**Problem to work on**
Lines that hold the word "Luftfeuchte" should be located and copied.

**Available records**
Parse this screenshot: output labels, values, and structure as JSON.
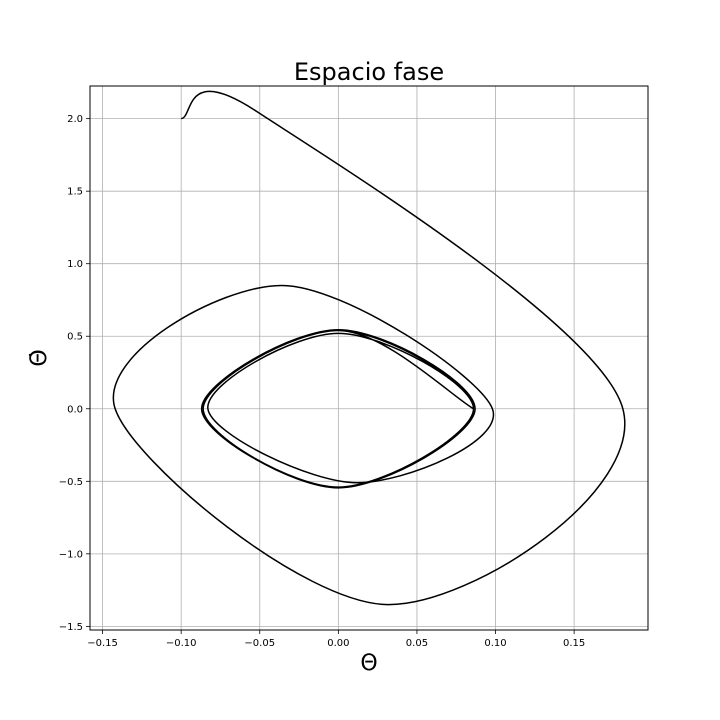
{
  "chart_data": {
    "type": "line",
    "title": "Espacio fase",
    "xlabel": "Θ",
    "ylabel": "Θ̇",
    "xlim": [
      -0.158,
      0.197
    ],
    "ylim": [
      -1.525,
      2.225
    ],
    "xticks": [
      -0.15,
      -0.1,
      -0.05,
      0.0,
      0.05,
      0.1,
      0.15
    ],
    "xtick_labels": [
      "−0.15",
      "−0.10",
      "−0.05",
      "0.00",
      "0.05",
      "0.10",
      "0.15"
    ],
    "yticks": [
      -1.5,
      -1.0,
      -0.5,
      0.0,
      0.5,
      1.0,
      1.5,
      2.0
    ],
    "ytick_labels": [
      "−1.5",
      "−1.0",
      "−0.5",
      "0.0",
      "0.5",
      "1.0",
      "1.5",
      "2.0"
    ],
    "grid": true,
    "line_color": "#000000",
    "grid_color": "#b0b0b0",
    "series": [
      {
        "anchors": [
          {
            "x": -0.1,
            "y": 2.0
          },
          {
            "x": -0.052,
            "y": 2.05
          },
          {
            "x": 0.181,
            "y": 0.0
          },
          {
            "x": 0.032,
            "y": -1.35
          },
          {
            "x": -0.142,
            "y": 0.0
          },
          {
            "x": -0.036,
            "y": 0.85
          },
          {
            "x": 0.098,
            "y": 0.0
          },
          {
            "x": 0.012,
            "y": -0.51
          },
          {
            "x": -0.083,
            "y": 0.0
          },
          {
            "x": 0.0,
            "y": 0.52
          },
          {
            "x": 0.086,
            "y": 0.0
          },
          {
            "x": 0.0,
            "y": -0.54
          },
          {
            "x": -0.087,
            "y": 0.0
          },
          {
            "x": 0.0,
            "y": 0.545
          },
          {
            "x": 0.087,
            "y": 0.0
          },
          {
            "x": 0.0,
            "y": -0.545
          },
          {
            "x": -0.086,
            "y": 0.0
          },
          {
            "x": 0.0,
            "y": 0.54
          },
          {
            "x": 0.086,
            "y": 0.0
          },
          {
            "x": 0.0,
            "y": -0.54
          },
          {
            "x": -0.086,
            "y": 0.0
          },
          {
            "x": 0.0,
            "y": 0.54
          },
          {
            "x": 0.086,
            "y": 0.0
          }
        ]
      }
    ]
  }
}
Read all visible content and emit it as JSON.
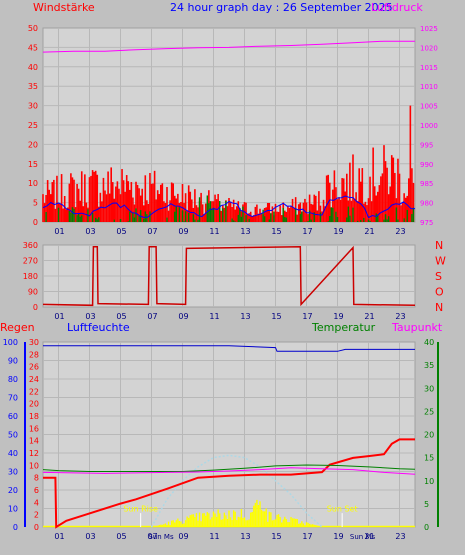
{
  "title": "24 hour graph day : 26 September 2025",
  "colors": {
    "bg": "#c0c0c0",
    "plot": "#d3d3d3",
    "grid": "#b8b8b8",
    "red": "#ff0000",
    "darkred": "#cc0000",
    "blue": "#0000ff",
    "magenta": "#ff00ff",
    "green": "#008000",
    "yellow": "#ffff00",
    "lightblue": "#add8e6",
    "darkblue": "#0000cc"
  },
  "x_ticks": [
    "01",
    "03",
    "05",
    "07",
    "09",
    "11",
    "13",
    "15",
    "17",
    "19",
    "21",
    "23"
  ],
  "chart_data": [
    {
      "type": "line",
      "labels": {
        "left": "Windstärke",
        "right": "Luftdruck"
      },
      "left_axis": {
        "ticks": [
          0,
          5,
          10,
          15,
          20,
          25,
          30,
          35,
          40,
          45,
          50
        ],
        "range": [
          0,
          50
        ]
      },
      "right_axis": {
        "ticks": [
          975,
          980,
          985,
          990,
          995,
          1000,
          1005,
          1010,
          1015,
          1020,
          1025
        ],
        "range": [
          975,
          1025
        ]
      },
      "series": [
        {
          "label": "Luftdruck",
          "color": "magenta",
          "x": [
            0,
            2,
            4,
            6,
            8,
            10,
            12,
            14,
            16,
            18,
            20,
            22,
            24
          ],
          "y": [
            1018.8,
            1019.0,
            1019.0,
            1019.4,
            1019.7,
            1019.9,
            1020.0,
            1020.3,
            1020.5,
            1020.8,
            1021.2,
            1021.6,
            1021.6
          ]
        }
      ],
      "noise_series": [
        "Windböe (red bars)",
        "Windstärke Mittel (blue)",
        "Wind (green bars)"
      ]
    },
    {
      "type": "line",
      "labels": {
        "right": [
          "N",
          "W",
          "S",
          "O",
          "N"
        ]
      },
      "left_axis": {
        "ticks": [
          0,
          90,
          180,
          270,
          360
        ],
        "range": [
          0,
          360
        ]
      },
      "series": [
        {
          "label": "Windrichtung",
          "color": "red",
          "x": [
            0,
            3.2,
            3.25,
            3.5,
            3.55,
            6.8,
            6.85,
            7.3,
            7.35,
            9.2,
            9.25,
            16.6,
            16.65,
            20.0,
            20.05,
            24
          ],
          "y": [
            15,
            10,
            350,
            350,
            20,
            15,
            350,
            350,
            20,
            15,
            340,
            350,
            15,
            345,
            15,
            10
          ]
        }
      ]
    },
    {
      "type": "line",
      "labels": {
        "left_outer": "Regen",
        "left_inner": "Luftfeuchte",
        "right_inner": "Temperatur",
        "right_outer": "Taupunkt"
      },
      "left_outer_axis": {
        "ticks": [
          0,
          10,
          20,
          30,
          40,
          50,
          60,
          70,
          80,
          90,
          100
        ],
        "range": [
          0,
          100
        ]
      },
      "left_inner_axis": {
        "ticks": [
          0,
          2,
          4,
          6,
          8,
          10,
          12,
          14,
          16,
          18,
          20,
          22,
          24,
          26,
          28,
          30
        ],
        "range": [
          0,
          30
        ]
      },
      "right_axis": {
        "ticks": [
          0,
          5,
          10,
          15,
          20,
          25,
          30,
          35,
          40
        ],
        "range": [
          0,
          40
        ]
      },
      "annotations": [
        "Sun Rise",
        "Sun Set",
        "Sun Ms",
        "Sun Ms"
      ],
      "series": [
        {
          "label": "Luftfeuchte",
          "color": "blue",
          "x": [
            0,
            8,
            12,
            15,
            15.1,
            19,
            19.5,
            24
          ],
          "y": [
            98,
            98,
            98,
            97,
            95,
            95,
            96,
            96
          ]
        },
        {
          "label": "Regen",
          "color": "red",
          "x": [
            0,
            0.8,
            0.85,
            1.5,
            3,
            5,
            6,
            8,
            10,
            12,
            14,
            16,
            18,
            18.5,
            20,
            21,
            22,
            22.5,
            23,
            24
          ],
          "y": [
            8.0,
            8.0,
            0,
            1,
            2.2,
            3.8,
            4.5,
            6.2,
            8.0,
            8.3,
            8.5,
            8.5,
            8.9,
            10.1,
            11.2,
            11.5,
            11.8,
            13.5,
            14.2,
            14.2
          ]
        },
        {
          "label": "Temperatur",
          "color": "green",
          "x": [
            0,
            1,
            3,
            5,
            7,
            9,
            11,
            13,
            15,
            17,
            19,
            21,
            23,
            24
          ],
          "y": [
            12.4,
            12.2,
            12.0,
            12.0,
            12.0,
            12.0,
            12.3,
            12.7,
            13.2,
            13.4,
            13.3,
            13.0,
            12.6,
            12.5
          ]
        },
        {
          "label": "Taupunkt",
          "color": "magenta",
          "x": [
            0,
            2,
            4,
            6,
            8,
            10,
            12,
            14,
            16,
            18,
            20,
            22,
            24
          ],
          "y": [
            11.8,
            11.7,
            11.6,
            11.7,
            11.8,
            11.9,
            12.1,
            12.4,
            12.8,
            12.6,
            12.4,
            11.8,
            11.4
          ]
        },
        {
          "label": "Sonne",
          "color": "lightblue",
          "x": [
            7,
            8,
            9,
            10,
            11,
            12,
            13,
            14,
            15,
            16,
            17,
            18
          ],
          "y": [
            0,
            6,
            10,
            13,
            15,
            15.5,
            15,
            13,
            10,
            7,
            3,
            0
          ]
        }
      ],
      "solar_bars": "Solarstrahlung (yellow bars)"
    }
  ]
}
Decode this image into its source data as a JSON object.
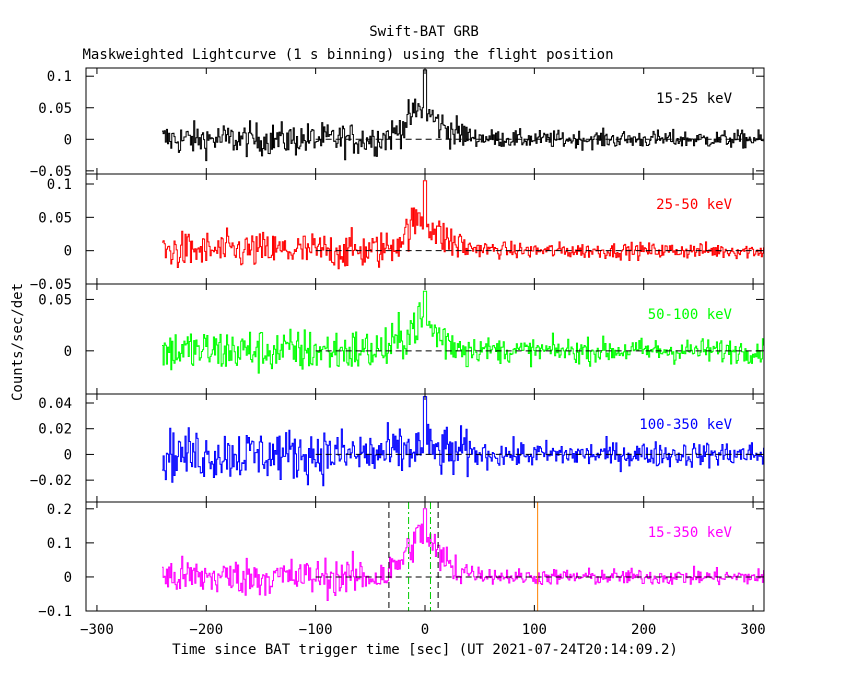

**Complete response**
        "left_inner": "Luftfeuchte",
          "label": "Luftfeuchte",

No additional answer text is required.